Gather from the listing below each line that includes the word "родителей", and copy it.

(begin)

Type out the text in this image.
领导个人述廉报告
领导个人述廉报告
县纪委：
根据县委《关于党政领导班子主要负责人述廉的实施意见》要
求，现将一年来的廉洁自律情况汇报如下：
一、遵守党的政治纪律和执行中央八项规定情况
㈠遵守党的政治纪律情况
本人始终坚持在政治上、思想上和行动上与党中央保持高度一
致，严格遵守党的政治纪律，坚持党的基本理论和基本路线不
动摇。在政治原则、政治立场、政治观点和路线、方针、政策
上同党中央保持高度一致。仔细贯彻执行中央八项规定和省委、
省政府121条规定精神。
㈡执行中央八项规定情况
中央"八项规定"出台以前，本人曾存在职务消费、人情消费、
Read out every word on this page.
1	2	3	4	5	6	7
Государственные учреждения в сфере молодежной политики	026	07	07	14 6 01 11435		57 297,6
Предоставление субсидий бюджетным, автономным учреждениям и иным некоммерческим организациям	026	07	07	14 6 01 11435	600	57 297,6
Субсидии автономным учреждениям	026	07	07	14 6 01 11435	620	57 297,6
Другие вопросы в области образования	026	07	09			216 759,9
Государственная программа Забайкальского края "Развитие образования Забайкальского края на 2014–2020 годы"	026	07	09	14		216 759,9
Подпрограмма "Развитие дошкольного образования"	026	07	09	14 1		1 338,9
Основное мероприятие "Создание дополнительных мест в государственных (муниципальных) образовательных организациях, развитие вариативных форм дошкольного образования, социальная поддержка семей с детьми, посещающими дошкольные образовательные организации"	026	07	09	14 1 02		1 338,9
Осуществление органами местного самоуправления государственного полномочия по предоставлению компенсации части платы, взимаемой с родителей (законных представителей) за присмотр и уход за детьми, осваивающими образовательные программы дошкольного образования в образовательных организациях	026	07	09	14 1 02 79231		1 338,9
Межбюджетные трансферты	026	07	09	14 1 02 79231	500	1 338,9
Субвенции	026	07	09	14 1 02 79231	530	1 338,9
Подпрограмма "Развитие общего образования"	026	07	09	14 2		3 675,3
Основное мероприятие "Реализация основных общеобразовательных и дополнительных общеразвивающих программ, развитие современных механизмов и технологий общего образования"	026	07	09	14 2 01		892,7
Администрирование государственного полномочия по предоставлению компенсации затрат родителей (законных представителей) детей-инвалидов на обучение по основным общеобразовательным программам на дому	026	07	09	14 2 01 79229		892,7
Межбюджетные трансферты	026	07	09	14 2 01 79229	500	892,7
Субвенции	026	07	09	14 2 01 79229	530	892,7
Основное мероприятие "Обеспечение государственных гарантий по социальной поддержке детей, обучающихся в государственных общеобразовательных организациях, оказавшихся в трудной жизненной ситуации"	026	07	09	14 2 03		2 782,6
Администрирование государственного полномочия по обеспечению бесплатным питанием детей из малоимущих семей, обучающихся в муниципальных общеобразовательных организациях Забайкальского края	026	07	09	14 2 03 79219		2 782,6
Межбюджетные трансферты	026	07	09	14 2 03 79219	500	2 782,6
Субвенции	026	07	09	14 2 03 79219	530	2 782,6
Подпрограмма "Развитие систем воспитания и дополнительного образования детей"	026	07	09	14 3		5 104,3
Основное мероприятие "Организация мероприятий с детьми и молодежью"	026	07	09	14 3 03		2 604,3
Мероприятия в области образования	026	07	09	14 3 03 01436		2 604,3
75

(end)

# EXERCISE RESULT
Осуществление органами местного самоуправления государственного полномочия по предоставлению компенсации части платы, взимаемой с родителей (законных представителей) за присмотр и уход за детьми, осваивающими образовательные программы дошкольного образования в образовательных организациях	026	07	09	14 1 02 79231		1 338,9
Администрирование государственного полномочия по предоставлению компенсации затрат родителей (законных представителей) детей-инвалидов на обучение по основным общеобразовательным программам на дому	026	07	09	14 2 01 79229		892,7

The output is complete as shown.